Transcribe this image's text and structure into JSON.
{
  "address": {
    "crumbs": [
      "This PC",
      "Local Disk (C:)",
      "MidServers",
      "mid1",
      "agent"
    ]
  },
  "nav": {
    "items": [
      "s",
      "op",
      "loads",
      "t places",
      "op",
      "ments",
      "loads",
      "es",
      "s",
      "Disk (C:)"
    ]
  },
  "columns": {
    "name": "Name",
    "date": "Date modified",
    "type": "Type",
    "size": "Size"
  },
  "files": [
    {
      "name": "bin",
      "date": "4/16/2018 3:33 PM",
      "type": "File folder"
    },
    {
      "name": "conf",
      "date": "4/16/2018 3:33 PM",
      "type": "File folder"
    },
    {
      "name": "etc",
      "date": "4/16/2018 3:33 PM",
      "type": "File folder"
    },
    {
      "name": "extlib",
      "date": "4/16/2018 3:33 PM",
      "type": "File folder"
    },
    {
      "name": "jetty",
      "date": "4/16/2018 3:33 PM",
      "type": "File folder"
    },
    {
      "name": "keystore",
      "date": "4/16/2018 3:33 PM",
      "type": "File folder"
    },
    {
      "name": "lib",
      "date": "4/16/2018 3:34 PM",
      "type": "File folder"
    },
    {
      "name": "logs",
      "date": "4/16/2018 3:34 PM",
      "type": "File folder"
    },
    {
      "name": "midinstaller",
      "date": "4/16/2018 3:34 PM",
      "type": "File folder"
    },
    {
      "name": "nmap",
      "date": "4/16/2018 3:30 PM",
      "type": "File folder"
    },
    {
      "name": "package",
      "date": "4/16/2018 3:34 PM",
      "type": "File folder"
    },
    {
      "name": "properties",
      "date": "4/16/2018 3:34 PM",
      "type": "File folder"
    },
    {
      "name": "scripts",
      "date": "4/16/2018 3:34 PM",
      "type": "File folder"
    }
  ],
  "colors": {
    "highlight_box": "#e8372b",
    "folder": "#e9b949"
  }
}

※ ※ ※

Copy out the full material exactly as it appears.

Transcribe this image's text and structure into JSON.
{
  "address": {
    "crumbs": [
      "This PC",
      "Local Disk (C:)",
      "MidServers",
      "mid1",
      "agent"
    ]
  },
  "nav": {
    "items": [
      "s",
      "op",
      "loads",
      "t places",
      "op",
      "ments",
      "loads",
      "es",
      "s",
      "Disk (C:)"
    ]
  },
  "columns": {
    "name": "Name",
    "date": "Date modified",
    "type": "Type",
    "size": "Size"
  },
  "files": [
    {
      "name": "bin",
      "date": "4/16/2018 3:33 PM",
      "type": "File folder"
    },
    {
      "name": "conf",
      "date": "4/16/2018 3:33 PM",
      "type": "File folder"
    },
    {
      "name": "etc",
      "date": "4/16/2018 3:33 PM",
      "type": "File folder"
    },
    {
      "name": "extlib",
      "date": "4/16/2018 3:33 PM",
      "type": "File folder"
    },
    {
      "name": "jetty",
      "date": "4/16/2018 3:33 PM",
      "type": "File folder"
    },
    {
      "name": "keystore",
      "date": "4/16/2018 3:33 PM",
      "type": "File folder"
    },
    {
      "name": "lib",
      "date": "4/16/2018 3:34 PM",
      "type": "File folder"
    },
    {
      "name": "logs",
      "date": "4/16/2018 3:34 PM",
      "type": "File folder"
    },
    {
      "name": "midinstaller",
      "date": "4/16/2018 3:34 PM",
      "type": "File folder"
    },
    {
      "name": "nmap",
      "date": "4/16/2018 3:30 PM",
      "type": "File folder"
    },
    {
      "name": "package",
      "date": "4/16/2018 3:34 PM",
      "type": "File folder"
    },
    {
      "name": "properties",
      "date": "4/16/2018 3:34 PM",
      "type": "File folder"
    },
    {
      "name": "scripts",
      "date": "4/16/2018 3:34 PM",
      "type": "File folder"
    }
  ],
  "colors": {
    "highlight_box": "#e8372b",
    "folder": "#e9b949"
  }
}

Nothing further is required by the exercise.